### Task description
For the listing below, give the number of lines in which "Appearance" occurs. Add nothing.

Dataset records:
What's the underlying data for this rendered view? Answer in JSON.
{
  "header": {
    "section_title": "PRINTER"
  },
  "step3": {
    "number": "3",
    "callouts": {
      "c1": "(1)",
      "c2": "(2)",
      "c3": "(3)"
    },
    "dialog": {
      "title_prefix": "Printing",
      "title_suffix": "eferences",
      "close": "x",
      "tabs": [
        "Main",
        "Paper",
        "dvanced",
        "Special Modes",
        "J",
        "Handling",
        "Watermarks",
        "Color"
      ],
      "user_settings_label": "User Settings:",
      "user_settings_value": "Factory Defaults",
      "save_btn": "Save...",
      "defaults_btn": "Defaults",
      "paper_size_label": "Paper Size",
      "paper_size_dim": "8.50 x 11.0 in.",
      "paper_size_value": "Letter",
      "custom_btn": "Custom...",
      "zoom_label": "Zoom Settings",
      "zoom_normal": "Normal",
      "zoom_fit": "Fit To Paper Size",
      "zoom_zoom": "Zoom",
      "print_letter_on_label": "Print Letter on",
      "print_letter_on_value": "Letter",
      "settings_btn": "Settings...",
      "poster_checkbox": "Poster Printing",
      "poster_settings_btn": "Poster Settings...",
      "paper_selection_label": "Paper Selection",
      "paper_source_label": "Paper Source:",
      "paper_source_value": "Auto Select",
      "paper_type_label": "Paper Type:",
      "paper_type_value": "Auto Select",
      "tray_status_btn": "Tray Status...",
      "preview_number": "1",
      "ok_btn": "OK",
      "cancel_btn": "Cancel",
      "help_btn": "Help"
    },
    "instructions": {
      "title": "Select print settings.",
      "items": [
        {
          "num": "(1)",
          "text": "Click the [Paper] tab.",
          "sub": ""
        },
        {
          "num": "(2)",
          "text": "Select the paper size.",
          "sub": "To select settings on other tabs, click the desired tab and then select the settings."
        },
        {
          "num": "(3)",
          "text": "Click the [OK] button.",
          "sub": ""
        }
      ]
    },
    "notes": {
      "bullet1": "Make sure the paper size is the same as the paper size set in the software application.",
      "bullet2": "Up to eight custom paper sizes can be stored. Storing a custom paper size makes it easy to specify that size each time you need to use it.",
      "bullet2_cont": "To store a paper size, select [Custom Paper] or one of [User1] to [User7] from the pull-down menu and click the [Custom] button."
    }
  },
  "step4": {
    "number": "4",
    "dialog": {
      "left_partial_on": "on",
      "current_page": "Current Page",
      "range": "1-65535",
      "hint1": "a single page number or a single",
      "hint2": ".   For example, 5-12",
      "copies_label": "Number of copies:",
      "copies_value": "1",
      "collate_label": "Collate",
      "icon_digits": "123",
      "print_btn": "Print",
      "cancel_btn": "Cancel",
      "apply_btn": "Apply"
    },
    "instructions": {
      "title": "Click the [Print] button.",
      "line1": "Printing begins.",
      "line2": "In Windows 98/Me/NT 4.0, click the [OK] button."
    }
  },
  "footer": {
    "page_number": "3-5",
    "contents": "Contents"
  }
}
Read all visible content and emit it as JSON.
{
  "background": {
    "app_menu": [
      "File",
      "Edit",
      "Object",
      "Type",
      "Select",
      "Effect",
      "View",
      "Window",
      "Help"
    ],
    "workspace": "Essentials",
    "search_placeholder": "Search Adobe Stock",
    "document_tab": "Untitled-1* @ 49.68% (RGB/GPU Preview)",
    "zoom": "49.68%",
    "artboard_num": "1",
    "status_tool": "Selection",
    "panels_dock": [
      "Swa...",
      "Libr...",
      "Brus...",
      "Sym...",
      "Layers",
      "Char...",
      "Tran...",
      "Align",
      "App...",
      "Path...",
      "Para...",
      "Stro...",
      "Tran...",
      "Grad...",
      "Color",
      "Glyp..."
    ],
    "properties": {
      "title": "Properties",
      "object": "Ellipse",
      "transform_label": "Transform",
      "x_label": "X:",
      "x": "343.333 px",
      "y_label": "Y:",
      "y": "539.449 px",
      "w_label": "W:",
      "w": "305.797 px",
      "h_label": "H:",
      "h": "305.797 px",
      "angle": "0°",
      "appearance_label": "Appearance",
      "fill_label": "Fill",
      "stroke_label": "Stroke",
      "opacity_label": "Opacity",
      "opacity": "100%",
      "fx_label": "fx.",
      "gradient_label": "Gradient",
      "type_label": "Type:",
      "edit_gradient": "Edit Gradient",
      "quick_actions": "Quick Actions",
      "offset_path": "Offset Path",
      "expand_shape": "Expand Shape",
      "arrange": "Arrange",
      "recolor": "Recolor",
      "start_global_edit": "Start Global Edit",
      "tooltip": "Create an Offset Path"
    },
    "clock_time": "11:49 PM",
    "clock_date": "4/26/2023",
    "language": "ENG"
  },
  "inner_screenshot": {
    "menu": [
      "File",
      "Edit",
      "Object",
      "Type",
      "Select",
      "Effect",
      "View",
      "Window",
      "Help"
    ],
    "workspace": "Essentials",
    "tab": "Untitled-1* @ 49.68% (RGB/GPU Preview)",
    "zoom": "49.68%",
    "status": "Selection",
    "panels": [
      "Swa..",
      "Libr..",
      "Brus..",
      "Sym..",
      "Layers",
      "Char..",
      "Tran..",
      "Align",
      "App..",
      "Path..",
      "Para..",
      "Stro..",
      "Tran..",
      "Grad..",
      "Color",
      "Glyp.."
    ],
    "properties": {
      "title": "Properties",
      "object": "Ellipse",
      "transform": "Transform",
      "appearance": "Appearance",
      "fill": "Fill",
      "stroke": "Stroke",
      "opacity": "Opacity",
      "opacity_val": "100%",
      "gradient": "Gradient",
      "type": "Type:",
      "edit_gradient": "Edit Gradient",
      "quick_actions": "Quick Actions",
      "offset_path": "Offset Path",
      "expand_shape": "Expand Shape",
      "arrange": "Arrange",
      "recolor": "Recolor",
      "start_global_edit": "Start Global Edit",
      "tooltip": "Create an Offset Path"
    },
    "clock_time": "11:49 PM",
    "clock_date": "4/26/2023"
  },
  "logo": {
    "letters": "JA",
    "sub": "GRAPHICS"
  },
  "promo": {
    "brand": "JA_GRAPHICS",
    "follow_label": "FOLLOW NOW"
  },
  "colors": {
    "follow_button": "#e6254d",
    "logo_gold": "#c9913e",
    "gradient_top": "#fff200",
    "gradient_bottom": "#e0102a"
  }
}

### Response to this exercise
2